Please write out, unchanged, the lines of the listing below that run from the line containing "zodiac-cell: 白羊 bbox=[950, 595, 1080, 638]" through the line containing "column-header: 11.7-11.10 bbox=[318, 0, 430, 83]", with both of those lines included.

▽

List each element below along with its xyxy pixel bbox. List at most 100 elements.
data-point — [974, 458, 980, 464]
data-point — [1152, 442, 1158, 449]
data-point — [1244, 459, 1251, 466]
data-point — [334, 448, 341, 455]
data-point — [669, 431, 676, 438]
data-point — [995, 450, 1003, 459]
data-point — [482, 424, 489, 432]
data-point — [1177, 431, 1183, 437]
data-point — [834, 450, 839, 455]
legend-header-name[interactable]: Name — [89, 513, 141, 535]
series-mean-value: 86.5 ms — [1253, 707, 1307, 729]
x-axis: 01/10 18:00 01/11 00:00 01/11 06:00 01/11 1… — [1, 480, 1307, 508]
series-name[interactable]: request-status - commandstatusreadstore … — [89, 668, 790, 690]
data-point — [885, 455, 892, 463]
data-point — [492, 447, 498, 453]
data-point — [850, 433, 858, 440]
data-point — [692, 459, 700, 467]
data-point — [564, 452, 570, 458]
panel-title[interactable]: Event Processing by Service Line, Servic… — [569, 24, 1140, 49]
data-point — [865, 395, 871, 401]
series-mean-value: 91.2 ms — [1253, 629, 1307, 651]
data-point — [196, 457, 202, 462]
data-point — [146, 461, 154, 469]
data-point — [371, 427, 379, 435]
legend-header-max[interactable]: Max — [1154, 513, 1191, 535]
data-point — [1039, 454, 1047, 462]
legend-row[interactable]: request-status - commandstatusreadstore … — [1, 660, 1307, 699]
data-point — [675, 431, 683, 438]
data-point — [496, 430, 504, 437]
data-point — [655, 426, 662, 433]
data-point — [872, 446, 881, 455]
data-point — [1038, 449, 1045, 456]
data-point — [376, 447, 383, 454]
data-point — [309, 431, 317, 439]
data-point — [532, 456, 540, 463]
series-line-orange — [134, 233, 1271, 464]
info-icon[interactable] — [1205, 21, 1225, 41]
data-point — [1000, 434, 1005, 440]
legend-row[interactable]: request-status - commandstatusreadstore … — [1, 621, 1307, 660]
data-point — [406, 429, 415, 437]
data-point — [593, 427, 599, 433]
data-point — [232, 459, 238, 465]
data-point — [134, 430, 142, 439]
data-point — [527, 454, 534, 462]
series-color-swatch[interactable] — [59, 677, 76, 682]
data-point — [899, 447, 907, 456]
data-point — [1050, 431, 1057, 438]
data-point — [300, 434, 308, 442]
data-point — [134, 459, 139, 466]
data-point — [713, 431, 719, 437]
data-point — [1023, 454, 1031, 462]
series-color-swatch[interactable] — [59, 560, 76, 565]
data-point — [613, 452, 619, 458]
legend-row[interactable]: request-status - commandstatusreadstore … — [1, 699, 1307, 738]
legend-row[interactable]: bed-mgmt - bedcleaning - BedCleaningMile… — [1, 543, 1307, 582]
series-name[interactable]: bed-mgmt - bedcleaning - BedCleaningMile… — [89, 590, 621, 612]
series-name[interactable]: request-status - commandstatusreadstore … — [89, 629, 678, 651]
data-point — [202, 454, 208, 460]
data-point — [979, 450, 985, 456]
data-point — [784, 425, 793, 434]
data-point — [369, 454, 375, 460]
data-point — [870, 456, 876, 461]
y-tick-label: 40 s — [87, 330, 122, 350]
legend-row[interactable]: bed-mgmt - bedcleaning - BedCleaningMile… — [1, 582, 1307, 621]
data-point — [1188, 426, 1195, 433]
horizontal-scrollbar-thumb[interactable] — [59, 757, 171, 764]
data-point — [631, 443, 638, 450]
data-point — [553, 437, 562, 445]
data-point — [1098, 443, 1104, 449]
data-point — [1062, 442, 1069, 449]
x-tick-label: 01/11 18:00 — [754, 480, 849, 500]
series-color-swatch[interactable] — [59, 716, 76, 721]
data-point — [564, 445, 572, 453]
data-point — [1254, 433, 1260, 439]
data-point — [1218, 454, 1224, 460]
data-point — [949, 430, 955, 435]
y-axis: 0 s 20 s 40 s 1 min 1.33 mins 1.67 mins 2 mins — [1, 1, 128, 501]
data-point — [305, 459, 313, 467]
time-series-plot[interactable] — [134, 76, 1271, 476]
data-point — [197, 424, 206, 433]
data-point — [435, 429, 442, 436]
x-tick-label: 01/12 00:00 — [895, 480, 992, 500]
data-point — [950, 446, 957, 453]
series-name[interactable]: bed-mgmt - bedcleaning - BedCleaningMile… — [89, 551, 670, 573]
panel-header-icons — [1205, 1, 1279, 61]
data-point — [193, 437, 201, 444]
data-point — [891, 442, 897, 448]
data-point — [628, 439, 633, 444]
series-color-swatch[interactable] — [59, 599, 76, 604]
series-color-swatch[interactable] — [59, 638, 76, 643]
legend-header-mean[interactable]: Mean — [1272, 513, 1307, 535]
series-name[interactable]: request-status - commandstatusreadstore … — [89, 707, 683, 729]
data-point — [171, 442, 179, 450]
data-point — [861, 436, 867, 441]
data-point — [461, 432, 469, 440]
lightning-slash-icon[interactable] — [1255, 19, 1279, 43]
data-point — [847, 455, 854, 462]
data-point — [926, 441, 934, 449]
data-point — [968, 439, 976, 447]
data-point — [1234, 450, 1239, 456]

△
▽

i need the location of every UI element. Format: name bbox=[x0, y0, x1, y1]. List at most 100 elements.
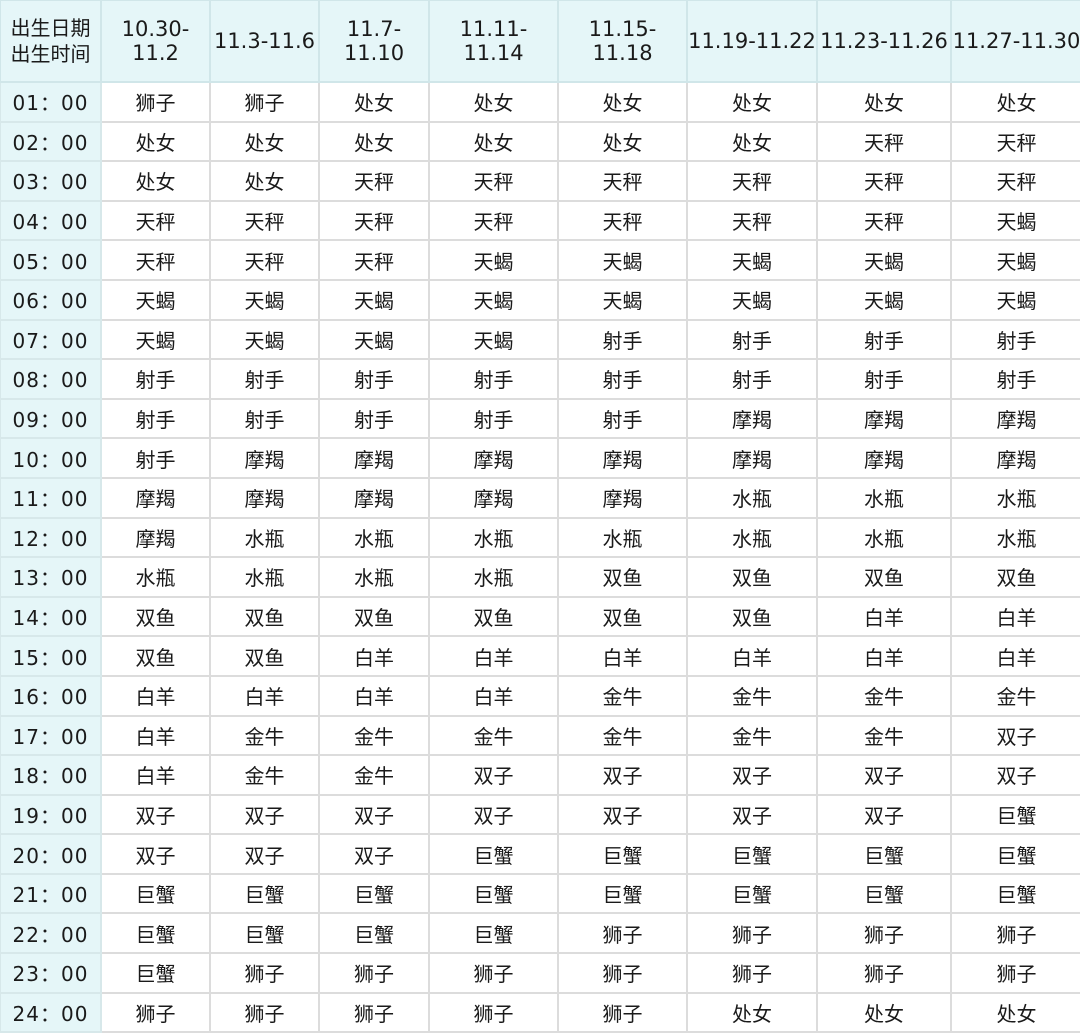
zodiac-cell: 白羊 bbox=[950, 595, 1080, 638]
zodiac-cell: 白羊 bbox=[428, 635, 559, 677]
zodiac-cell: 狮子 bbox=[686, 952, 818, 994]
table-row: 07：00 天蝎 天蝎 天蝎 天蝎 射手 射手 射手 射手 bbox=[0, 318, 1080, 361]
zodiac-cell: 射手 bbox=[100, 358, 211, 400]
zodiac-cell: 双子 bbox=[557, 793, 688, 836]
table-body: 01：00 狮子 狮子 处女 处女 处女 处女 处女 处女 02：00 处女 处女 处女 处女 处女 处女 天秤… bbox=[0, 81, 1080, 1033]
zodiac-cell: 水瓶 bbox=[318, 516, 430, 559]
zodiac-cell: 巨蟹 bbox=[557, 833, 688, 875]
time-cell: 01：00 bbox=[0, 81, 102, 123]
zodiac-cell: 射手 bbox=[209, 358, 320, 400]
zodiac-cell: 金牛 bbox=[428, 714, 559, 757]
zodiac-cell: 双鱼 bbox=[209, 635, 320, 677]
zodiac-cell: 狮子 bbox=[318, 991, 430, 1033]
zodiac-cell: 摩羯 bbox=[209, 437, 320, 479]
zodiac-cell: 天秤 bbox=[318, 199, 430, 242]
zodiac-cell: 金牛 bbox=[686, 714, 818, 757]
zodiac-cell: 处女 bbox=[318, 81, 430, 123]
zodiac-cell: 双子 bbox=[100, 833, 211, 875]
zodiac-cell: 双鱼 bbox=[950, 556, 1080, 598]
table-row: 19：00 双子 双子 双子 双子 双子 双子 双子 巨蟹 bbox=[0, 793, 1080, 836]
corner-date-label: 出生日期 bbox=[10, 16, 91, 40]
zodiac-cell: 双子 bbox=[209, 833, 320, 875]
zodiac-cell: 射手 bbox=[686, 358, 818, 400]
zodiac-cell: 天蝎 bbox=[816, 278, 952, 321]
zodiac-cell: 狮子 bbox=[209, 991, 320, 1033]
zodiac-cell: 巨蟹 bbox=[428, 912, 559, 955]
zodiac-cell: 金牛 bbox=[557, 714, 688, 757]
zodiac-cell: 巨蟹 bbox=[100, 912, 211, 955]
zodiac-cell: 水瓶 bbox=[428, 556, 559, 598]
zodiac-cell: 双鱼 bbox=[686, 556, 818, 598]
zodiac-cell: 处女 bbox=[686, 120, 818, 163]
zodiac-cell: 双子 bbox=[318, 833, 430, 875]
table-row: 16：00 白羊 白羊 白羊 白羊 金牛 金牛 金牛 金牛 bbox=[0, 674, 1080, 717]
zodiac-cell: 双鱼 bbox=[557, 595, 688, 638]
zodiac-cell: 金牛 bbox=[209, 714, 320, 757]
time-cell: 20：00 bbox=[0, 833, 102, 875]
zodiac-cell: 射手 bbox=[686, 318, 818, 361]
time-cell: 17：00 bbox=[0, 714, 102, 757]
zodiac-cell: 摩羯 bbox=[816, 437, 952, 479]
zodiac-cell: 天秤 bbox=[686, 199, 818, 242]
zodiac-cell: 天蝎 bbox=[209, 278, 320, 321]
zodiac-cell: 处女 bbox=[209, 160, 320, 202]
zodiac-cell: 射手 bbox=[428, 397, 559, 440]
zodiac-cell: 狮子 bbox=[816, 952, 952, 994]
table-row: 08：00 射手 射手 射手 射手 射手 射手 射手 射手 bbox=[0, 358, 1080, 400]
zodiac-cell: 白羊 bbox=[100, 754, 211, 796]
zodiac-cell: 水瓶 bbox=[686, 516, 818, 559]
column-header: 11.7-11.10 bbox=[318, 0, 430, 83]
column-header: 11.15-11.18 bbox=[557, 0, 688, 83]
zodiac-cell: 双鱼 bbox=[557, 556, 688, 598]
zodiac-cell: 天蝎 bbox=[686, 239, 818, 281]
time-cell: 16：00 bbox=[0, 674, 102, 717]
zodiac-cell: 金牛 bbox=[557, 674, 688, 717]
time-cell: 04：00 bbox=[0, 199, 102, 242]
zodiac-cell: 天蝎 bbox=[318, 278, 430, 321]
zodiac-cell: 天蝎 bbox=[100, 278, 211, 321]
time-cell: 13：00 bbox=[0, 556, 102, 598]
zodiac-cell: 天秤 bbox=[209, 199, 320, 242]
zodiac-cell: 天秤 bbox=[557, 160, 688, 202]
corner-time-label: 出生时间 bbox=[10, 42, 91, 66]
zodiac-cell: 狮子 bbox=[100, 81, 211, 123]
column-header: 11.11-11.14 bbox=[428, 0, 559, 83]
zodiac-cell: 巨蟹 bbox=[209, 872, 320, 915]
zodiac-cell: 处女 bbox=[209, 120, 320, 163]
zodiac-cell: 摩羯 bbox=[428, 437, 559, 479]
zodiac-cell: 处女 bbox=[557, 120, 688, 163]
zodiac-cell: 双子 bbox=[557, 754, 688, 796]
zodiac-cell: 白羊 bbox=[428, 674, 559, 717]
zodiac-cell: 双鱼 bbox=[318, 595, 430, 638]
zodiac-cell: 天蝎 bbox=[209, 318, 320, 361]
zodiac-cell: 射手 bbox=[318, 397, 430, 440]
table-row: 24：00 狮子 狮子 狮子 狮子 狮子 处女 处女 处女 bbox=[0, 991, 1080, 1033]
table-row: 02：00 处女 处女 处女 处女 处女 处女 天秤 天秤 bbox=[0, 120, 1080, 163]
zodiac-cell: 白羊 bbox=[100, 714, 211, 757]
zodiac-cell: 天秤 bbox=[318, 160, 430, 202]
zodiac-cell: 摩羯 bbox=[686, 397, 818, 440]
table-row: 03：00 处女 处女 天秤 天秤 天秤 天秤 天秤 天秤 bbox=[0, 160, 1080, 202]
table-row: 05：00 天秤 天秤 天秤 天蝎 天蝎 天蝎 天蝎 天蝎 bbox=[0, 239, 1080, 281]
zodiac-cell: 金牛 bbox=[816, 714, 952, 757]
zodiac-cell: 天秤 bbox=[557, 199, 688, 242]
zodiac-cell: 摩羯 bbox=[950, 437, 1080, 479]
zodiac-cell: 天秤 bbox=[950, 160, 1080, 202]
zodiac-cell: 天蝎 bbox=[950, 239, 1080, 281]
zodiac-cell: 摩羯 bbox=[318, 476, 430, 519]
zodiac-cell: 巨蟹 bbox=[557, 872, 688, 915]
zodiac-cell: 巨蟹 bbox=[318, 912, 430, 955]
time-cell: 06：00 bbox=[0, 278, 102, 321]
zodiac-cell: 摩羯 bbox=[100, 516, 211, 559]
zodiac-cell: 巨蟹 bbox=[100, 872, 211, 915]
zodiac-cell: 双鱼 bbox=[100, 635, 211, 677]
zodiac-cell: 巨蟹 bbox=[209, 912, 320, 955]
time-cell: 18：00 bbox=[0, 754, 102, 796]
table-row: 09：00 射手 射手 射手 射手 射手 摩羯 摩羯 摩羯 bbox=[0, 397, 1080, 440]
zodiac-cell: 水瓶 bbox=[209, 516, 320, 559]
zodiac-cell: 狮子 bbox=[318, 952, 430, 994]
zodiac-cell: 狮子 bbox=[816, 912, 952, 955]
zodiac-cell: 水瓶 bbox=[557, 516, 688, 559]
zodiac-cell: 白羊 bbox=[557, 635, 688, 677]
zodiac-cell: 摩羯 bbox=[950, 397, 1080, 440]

△

WRITTEN REPLY
zodiac-cell: 白羊 bbox=[950, 595, 1080, 638]
zodiac-cell: 白羊 bbox=[428, 635, 559, 677]
zodiac-cell: 狮子 bbox=[686, 952, 818, 994]
table-row: 07：00 天蝎 天蝎 天蝎 天蝎 射手 射手 射手 射手 bbox=[0, 318, 1080, 361]
zodiac-cell: 射手 bbox=[100, 358, 211, 400]
zodiac-cell: 双子 bbox=[557, 793, 688, 836]
table-body: 01：00 狮子 狮子 处女 处女 处女 处女 处女 处女 02：00 处女 处女 处女 处女 处女 处女 天秤… bbox=[0, 81, 1080, 1033]
zodiac-cell: 水瓶 bbox=[318, 516, 430, 559]
zodiac-cell: 巨蟹 bbox=[557, 833, 688, 875]
time-cell: 01：00 bbox=[0, 81, 102, 123]
zodiac-cell: 射手 bbox=[209, 358, 320, 400]
zodiac-cell: 金牛 bbox=[428, 714, 559, 757]
zodiac-cell: 双鱼 bbox=[209, 635, 320, 677]
zodiac-cell: 狮子 bbox=[318, 991, 430, 1033]
zodiac-cell: 摩羯 bbox=[209, 437, 320, 479]
zodiac-cell: 天秤 bbox=[318, 199, 430, 242]
zodiac-cell: 金牛 bbox=[686, 714, 818, 757]
zodiac-cell: 处女 bbox=[318, 81, 430, 123]
zodiac-cell: 双子 bbox=[100, 833, 211, 875]
zodiac-cell: 双鱼 bbox=[950, 556, 1080, 598]
table-row: 19：00 双子 双子 双子 双子 双子 双子 双子 巨蟹 bbox=[0, 793, 1080, 836]
corner-date-label: 出生日期 bbox=[10, 16, 91, 40]
zodiac-cell: 双子 bbox=[209, 833, 320, 875]
zodiac-cell: 射手 bbox=[686, 358, 818, 400]
zodiac-cell: 天蝎 bbox=[816, 278, 952, 321]
zodiac-cell: 狮子 bbox=[209, 991, 320, 1033]
zodiac-cell: 巨蟹 bbox=[428, 912, 559, 955]
zodiac-cell: 金牛 bbox=[557, 714, 688, 757]
zodiac-cell: 巨蟹 bbox=[100, 912, 211, 955]
zodiac-cell: 水瓶 bbox=[428, 556, 559, 598]
zodiac-cell: 双鱼 bbox=[686, 556, 818, 598]
zodiac-cell: 处女 bbox=[686, 120, 818, 163]
zodiac-cell: 双子 bbox=[318, 833, 430, 875]
table-row: 16：00 白羊 白羊 白羊 白羊 金牛 金牛 金牛 金牛 bbox=[0, 674, 1080, 717]
zodiac-cell: 双鱼 bbox=[557, 595, 688, 638]
zodiac-cell: 金牛 bbox=[209, 714, 320, 757]
time-cell: 20：00 bbox=[0, 833, 102, 875]
zodiac-cell: 射手 bbox=[686, 318, 818, 361]
time-cell: 17：00 bbox=[0, 714, 102, 757]
zodiac-cell: 摩羯 bbox=[816, 437, 952, 479]
zodiac-cell: 天秤 bbox=[686, 199, 818, 242]
zodiac-cell: 天蝎 bbox=[209, 278, 320, 321]
zodiac-cell: 处女 bbox=[209, 160, 320, 202]
zodiac-cell: 射手 bbox=[428, 397, 559, 440]
zodiac-cell: 狮子 bbox=[816, 952, 952, 994]
table-row: 08：00 射手 射手 射手 射手 射手 射手 射手 射手 bbox=[0, 358, 1080, 400]
zodiac-cell: 白羊 bbox=[100, 754, 211, 796]
zodiac-cell: 水瓶 bbox=[686, 516, 818, 559]
column-header: 11.7-11.10 bbox=[318, 0, 430, 83]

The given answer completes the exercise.